Please copy every line of the records below that holds the word "title".

Dataset rows about figures.
* START *
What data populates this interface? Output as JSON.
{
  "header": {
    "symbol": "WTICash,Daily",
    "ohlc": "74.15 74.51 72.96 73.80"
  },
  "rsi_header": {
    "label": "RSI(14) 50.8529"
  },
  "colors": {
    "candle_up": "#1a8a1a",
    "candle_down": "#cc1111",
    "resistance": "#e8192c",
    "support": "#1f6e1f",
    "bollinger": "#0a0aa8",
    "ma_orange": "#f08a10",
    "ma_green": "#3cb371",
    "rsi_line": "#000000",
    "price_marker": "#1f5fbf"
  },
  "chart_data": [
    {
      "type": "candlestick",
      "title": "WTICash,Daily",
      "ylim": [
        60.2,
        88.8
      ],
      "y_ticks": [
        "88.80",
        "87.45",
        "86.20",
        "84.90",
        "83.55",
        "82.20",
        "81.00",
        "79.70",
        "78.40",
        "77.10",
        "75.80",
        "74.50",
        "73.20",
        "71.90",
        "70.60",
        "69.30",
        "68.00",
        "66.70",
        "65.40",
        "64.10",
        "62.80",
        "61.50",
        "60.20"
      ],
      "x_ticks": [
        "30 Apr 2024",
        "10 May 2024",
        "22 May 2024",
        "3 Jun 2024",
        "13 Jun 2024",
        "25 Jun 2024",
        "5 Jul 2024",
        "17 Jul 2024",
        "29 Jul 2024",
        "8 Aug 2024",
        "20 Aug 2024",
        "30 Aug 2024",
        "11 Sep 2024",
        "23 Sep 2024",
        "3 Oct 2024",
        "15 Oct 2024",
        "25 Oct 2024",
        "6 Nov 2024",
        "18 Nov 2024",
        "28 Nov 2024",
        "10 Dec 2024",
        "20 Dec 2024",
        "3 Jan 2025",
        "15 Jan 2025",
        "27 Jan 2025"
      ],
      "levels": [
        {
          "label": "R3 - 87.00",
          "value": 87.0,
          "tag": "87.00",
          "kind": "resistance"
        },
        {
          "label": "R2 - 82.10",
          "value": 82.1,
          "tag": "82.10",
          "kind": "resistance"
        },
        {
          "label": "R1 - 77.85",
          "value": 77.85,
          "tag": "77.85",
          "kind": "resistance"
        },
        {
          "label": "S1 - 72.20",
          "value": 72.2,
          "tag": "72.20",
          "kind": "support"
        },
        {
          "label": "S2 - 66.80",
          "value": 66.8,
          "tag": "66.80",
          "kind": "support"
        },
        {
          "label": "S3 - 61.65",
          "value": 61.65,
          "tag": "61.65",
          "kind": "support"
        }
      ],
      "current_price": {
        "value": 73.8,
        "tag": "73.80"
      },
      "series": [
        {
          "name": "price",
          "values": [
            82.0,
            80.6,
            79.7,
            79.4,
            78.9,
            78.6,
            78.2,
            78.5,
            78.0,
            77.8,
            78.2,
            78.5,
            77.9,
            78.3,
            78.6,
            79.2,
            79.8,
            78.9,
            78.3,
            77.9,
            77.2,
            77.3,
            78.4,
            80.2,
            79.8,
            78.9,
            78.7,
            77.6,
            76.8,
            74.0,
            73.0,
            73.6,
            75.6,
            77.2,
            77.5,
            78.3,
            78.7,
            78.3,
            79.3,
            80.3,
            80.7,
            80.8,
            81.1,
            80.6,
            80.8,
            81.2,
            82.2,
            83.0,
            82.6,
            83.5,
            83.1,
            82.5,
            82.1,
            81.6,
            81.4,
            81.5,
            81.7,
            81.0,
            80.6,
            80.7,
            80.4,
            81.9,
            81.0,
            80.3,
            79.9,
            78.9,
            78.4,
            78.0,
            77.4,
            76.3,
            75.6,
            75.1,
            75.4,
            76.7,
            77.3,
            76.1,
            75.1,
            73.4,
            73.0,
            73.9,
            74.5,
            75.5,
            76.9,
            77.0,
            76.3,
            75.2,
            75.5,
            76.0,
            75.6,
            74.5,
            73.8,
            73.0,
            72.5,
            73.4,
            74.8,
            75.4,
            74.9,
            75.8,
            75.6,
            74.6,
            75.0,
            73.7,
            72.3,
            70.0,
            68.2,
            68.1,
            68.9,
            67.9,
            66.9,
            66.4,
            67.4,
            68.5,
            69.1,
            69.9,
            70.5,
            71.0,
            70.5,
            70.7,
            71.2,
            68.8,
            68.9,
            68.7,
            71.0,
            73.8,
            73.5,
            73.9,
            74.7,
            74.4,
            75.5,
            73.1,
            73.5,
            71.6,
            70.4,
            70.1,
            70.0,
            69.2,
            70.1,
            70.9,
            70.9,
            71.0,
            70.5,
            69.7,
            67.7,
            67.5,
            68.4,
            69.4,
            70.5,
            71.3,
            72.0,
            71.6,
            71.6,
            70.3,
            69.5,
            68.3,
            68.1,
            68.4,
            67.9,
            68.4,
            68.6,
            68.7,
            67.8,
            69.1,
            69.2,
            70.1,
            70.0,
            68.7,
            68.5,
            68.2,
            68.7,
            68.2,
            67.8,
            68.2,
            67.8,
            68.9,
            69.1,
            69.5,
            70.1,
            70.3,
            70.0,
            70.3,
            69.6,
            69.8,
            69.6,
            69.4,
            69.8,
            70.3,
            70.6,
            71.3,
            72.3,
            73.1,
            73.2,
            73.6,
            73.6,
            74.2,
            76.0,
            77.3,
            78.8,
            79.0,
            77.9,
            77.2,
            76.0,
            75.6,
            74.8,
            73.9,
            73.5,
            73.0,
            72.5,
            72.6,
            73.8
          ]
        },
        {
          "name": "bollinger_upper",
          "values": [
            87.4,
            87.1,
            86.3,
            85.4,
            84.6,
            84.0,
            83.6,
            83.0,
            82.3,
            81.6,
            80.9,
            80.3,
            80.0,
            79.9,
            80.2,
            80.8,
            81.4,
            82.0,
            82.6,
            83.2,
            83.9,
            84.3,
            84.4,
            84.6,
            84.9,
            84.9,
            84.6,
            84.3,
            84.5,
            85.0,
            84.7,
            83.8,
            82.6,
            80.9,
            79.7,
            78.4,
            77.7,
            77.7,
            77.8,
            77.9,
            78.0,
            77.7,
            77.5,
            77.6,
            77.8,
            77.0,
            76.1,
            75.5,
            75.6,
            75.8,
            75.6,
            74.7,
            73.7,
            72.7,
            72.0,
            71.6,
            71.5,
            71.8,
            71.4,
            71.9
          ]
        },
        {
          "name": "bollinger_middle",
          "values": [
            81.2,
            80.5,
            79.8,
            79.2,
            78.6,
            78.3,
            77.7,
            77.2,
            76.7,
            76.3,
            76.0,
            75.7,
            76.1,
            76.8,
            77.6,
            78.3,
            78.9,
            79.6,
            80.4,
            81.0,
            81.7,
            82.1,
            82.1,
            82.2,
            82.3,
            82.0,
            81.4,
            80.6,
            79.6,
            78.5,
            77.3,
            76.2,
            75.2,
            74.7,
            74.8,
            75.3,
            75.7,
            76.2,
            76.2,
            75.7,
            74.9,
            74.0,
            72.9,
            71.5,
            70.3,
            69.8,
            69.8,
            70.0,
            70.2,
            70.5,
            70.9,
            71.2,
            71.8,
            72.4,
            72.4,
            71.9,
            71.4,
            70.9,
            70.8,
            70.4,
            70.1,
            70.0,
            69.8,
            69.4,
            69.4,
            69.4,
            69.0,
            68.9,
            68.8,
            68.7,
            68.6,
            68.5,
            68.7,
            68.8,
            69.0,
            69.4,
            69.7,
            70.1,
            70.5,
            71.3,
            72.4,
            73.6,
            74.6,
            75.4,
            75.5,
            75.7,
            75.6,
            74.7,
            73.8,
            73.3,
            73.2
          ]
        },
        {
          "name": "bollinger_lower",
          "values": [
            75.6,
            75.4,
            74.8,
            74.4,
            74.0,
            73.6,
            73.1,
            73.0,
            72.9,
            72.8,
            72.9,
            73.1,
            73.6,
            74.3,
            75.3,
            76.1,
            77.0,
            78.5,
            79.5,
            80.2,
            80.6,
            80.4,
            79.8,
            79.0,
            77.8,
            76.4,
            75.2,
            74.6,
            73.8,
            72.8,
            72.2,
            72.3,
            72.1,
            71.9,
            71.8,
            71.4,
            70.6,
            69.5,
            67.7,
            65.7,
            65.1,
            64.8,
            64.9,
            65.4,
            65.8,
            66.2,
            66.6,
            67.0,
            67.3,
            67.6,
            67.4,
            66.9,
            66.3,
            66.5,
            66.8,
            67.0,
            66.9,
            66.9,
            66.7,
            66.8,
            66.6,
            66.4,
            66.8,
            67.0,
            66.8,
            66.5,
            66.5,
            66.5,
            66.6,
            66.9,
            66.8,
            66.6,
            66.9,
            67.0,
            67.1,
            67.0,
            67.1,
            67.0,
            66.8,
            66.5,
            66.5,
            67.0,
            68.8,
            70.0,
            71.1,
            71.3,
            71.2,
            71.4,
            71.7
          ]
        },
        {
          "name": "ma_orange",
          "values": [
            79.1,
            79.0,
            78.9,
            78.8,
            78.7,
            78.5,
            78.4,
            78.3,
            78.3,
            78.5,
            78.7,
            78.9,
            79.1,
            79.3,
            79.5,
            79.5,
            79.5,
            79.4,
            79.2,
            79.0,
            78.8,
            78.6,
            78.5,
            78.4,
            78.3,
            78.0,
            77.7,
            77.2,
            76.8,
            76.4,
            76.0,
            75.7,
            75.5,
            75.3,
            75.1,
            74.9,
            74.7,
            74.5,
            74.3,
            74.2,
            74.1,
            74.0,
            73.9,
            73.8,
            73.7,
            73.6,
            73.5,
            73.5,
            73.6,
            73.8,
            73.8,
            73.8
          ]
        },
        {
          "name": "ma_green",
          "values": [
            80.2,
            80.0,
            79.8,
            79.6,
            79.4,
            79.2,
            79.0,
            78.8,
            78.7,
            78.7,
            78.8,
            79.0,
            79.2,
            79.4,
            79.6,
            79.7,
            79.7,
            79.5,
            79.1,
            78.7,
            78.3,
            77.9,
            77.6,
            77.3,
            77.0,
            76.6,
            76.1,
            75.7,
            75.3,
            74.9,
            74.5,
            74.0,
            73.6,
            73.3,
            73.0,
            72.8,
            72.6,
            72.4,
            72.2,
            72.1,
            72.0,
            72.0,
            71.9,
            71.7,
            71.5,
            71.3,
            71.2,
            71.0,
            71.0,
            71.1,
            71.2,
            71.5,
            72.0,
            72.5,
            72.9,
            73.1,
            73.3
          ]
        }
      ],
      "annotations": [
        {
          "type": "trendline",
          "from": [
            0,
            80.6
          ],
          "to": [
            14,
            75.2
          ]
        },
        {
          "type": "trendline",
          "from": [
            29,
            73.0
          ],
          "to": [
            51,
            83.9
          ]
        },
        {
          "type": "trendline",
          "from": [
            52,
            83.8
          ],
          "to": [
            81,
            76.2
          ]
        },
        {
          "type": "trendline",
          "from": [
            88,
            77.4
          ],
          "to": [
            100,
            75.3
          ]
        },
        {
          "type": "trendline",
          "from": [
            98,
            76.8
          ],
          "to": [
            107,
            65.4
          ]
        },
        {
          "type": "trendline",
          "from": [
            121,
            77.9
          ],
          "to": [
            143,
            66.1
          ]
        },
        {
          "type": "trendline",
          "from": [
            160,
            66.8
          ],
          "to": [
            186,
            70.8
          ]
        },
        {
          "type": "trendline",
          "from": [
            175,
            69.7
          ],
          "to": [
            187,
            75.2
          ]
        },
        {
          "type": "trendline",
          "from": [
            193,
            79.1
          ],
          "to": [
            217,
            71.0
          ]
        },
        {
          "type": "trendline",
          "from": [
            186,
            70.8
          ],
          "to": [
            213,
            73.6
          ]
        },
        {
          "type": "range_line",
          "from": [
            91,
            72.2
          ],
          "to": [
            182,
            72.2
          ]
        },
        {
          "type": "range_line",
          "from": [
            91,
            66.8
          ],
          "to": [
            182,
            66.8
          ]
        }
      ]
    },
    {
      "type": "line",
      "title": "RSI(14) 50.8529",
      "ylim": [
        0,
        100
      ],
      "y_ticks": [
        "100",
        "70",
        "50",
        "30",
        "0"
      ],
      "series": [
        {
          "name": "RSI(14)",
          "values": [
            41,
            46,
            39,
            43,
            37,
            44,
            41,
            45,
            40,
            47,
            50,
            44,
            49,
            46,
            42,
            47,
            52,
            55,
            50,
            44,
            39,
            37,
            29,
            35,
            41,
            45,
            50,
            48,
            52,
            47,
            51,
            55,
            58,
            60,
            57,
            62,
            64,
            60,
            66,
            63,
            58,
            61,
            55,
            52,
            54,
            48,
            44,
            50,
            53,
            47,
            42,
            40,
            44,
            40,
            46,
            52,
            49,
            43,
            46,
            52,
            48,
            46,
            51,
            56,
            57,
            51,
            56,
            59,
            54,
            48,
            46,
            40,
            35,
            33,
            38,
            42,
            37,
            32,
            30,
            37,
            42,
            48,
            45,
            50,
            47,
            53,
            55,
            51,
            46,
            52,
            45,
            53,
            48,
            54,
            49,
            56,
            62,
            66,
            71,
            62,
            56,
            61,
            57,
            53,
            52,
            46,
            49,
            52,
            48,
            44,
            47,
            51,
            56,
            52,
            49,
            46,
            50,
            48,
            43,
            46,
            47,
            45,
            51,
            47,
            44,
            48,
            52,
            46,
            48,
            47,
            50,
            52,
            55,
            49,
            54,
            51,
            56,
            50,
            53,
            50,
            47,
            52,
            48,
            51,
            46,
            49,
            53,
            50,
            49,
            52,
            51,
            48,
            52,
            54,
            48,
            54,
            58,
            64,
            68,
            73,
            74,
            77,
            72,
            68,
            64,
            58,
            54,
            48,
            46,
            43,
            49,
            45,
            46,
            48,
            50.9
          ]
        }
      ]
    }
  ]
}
* END *
Answer to the problem.
      "title": "WTICash,Daily",
      "title": "RSI(14) 50.8529",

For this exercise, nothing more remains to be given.